Written request – Extract the whole listing as it stands. Do not include the pictures.

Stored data
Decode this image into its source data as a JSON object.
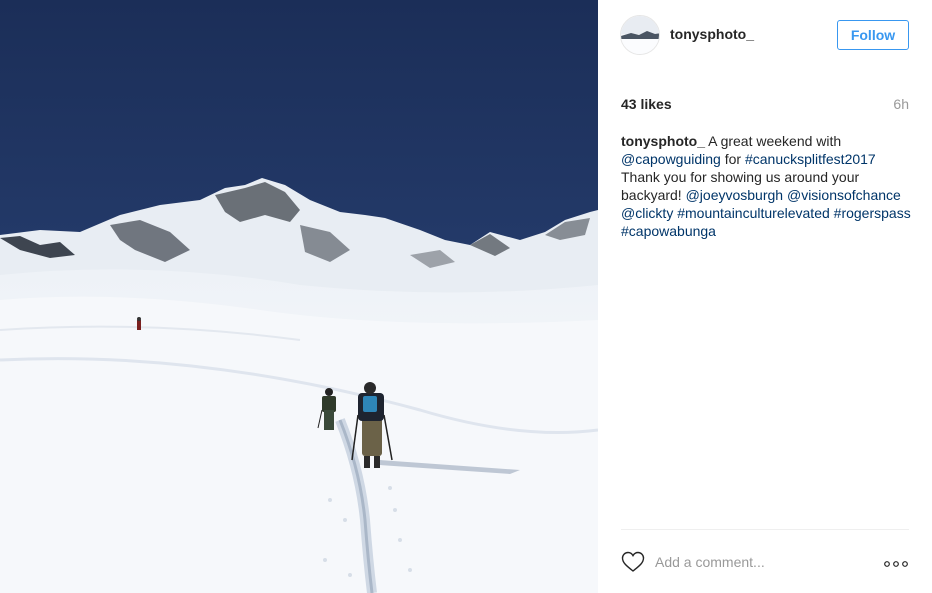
{
  "post": {
    "username": "tonysphoto_",
    "follow_label": "Follow",
    "likes": "43 likes",
    "time": "6h",
    "caption": {
      "user": "tonysphoto_",
      "t1": " A great weekend with ",
      "l1": "@capowguiding",
      "t2": " for ",
      "l2": "#canucksplitfest2017",
      "t3": " Thank you for showing us around your backyard! ",
      "l3": "@joeyvosburgh",
      "t4": " ",
      "l4": "@visionsofchance",
      "t5": " ",
      "l5": "@clickty",
      "t6": " ",
      "l6": "#mountainculturelevated",
      "t7": " ",
      "l7": "#rogerspass",
      "t8": " ",
      "l8": "#capowabunga"
    },
    "comment_placeholder": "Add a comment..."
  },
  "icons": {
    "heart": "heart-icon",
    "more": "more-options-icon"
  },
  "colors": {
    "link": "#003569",
    "follow": "#3897f0",
    "sky": "#223a6a"
  }
}
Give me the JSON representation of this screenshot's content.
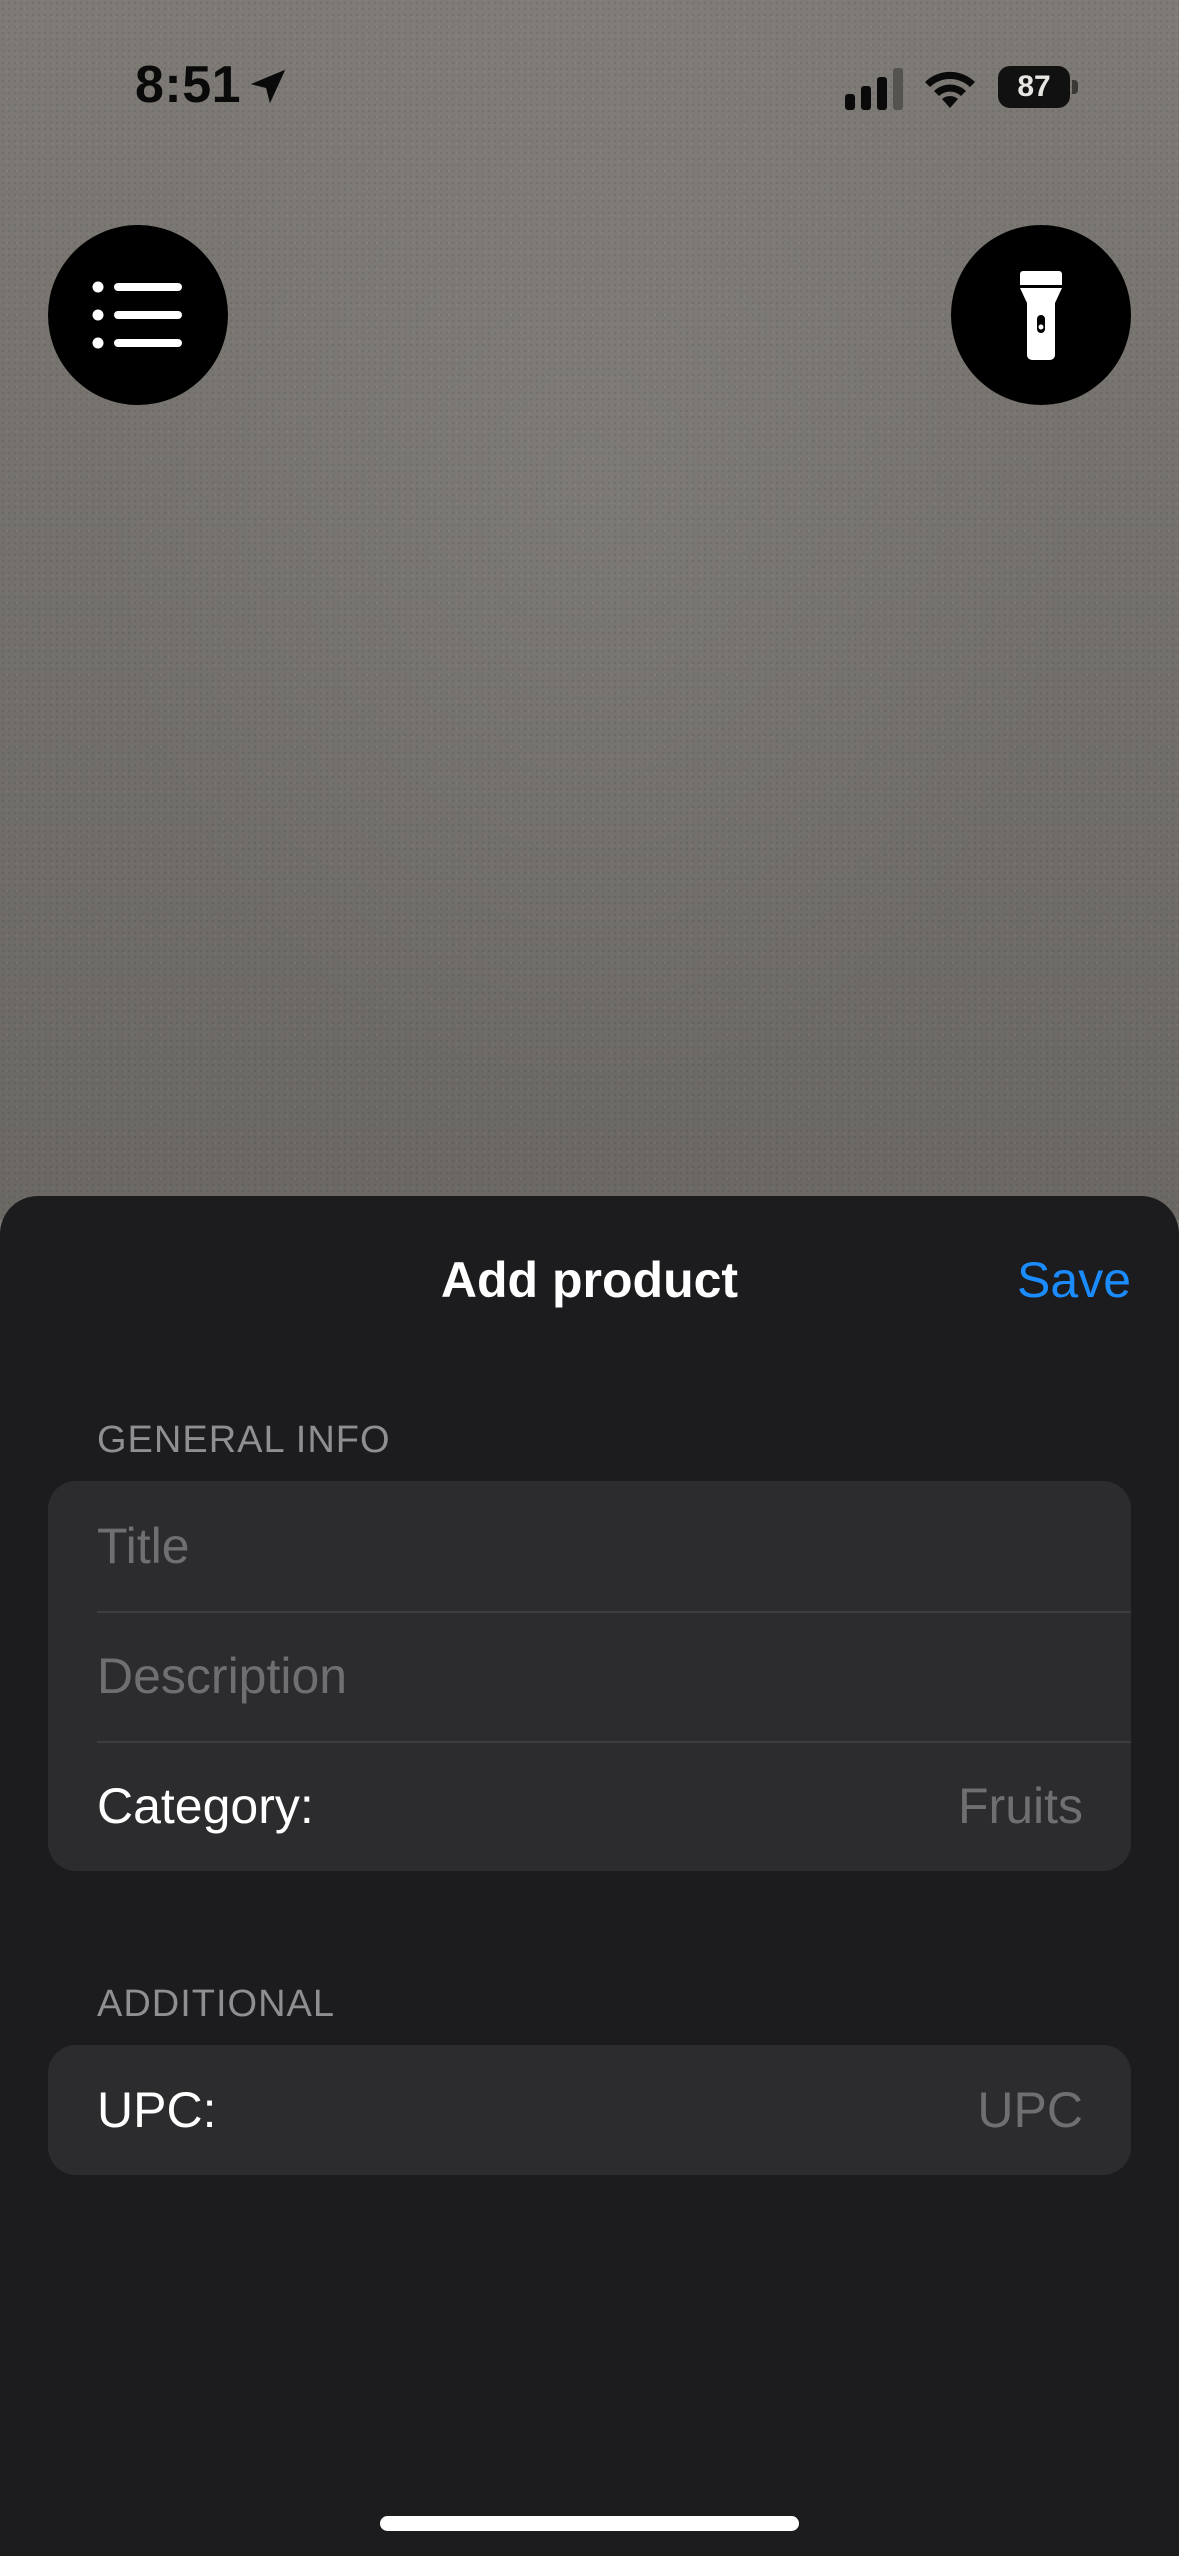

Complete response –
Decode this image into its source data as a JSON object.
{
  "post": {
    "username": "tonysphoto_",
    "follow_label": "Follow",
    "likes": "43 likes",
    "time": "6h",
    "caption": {
      "user": "tonysphoto_",
      "t1": " A great weekend with ",
      "l1": "@capowguiding",
      "t2": " for ",
      "l2": "#canucksplitfest2017",
      "t3": " Thank you for showing us around your backyard! ",
      "l3": "@joeyvosburgh",
      "t4": " ",
      "l4": "@visionsofchance",
      "t5": " ",
      "l5": "@clickty",
      "t6": " ",
      "l6": "#mountainculturelevated",
      "t7": " ",
      "l7": "#rogerspass",
      "t8": " ",
      "l8": "#capowabunga"
    },
    "comment_placeholder": "Add a comment..."
  },
  "icons": {
    "heart": "heart-icon",
    "more": "more-options-icon"
  },
  "colors": {
    "link": "#003569",
    "follow": "#3897f0",
    "sky": "#223a6a"
  }
}
Give me the JSON representation of this screenshot's content.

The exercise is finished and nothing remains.